* BEGIN AVAILABLE DATA *
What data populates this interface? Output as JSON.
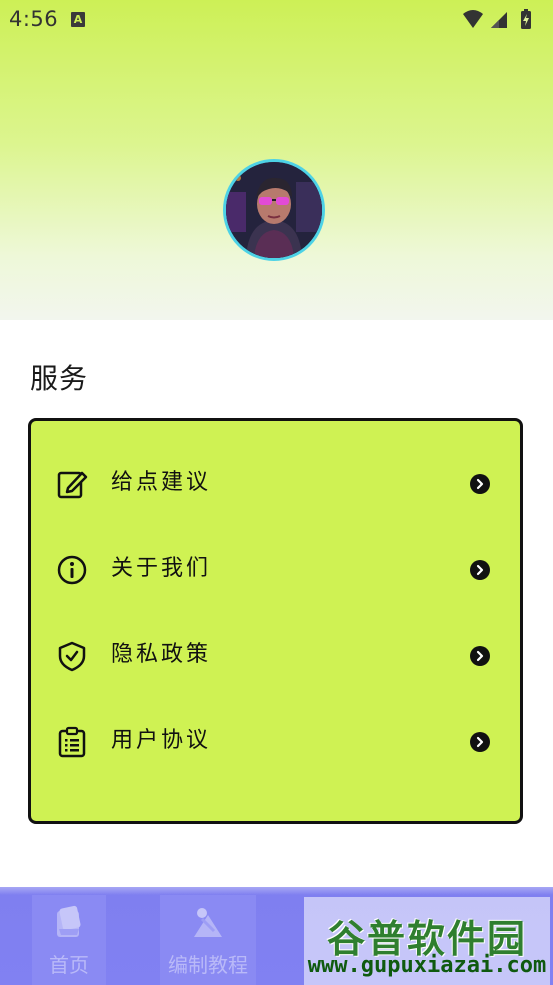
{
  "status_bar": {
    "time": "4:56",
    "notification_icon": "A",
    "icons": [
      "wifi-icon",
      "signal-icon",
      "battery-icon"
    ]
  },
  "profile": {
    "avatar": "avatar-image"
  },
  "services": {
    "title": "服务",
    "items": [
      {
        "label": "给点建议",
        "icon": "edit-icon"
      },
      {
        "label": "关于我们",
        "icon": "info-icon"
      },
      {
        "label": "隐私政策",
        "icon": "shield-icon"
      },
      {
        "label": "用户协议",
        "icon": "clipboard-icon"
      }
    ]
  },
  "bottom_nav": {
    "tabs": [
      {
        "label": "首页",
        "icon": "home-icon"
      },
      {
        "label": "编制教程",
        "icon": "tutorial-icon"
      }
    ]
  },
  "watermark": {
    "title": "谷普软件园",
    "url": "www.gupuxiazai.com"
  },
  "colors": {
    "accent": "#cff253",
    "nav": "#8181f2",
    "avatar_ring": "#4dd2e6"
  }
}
* END AVAILABLE DATA *
#### WHAT NEEDS TO BE DONE
Drop the pictures and reproduce the rest of the entries above exactly.

#### REPLY
What data populates this interface? Output as JSON.
{
  "status_bar": {
    "time": "4:56",
    "notification_icon": "A",
    "icons": [
      "wifi-icon",
      "signal-icon",
      "battery-icon"
    ]
  },
  "profile": {
    "avatar": "avatar-image"
  },
  "services": {
    "title": "服务",
    "items": [
      {
        "label": "给点建议",
        "icon": "edit-icon"
      },
      {
        "label": "关于我们",
        "icon": "info-icon"
      },
      {
        "label": "隐私政策",
        "icon": "shield-icon"
      },
      {
        "label": "用户协议",
        "icon": "clipboard-icon"
      }
    ]
  },
  "bottom_nav": {
    "tabs": [
      {
        "label": "首页",
        "icon": "home-icon"
      },
      {
        "label": "编制教程",
        "icon": "tutorial-icon"
      }
    ]
  },
  "watermark": {
    "title": "谷普软件园",
    "url": "www.gupuxiazai.com"
  },
  "colors": {
    "accent": "#cff253",
    "nav": "#8181f2",
    "avatar_ring": "#4dd2e6"
  }
}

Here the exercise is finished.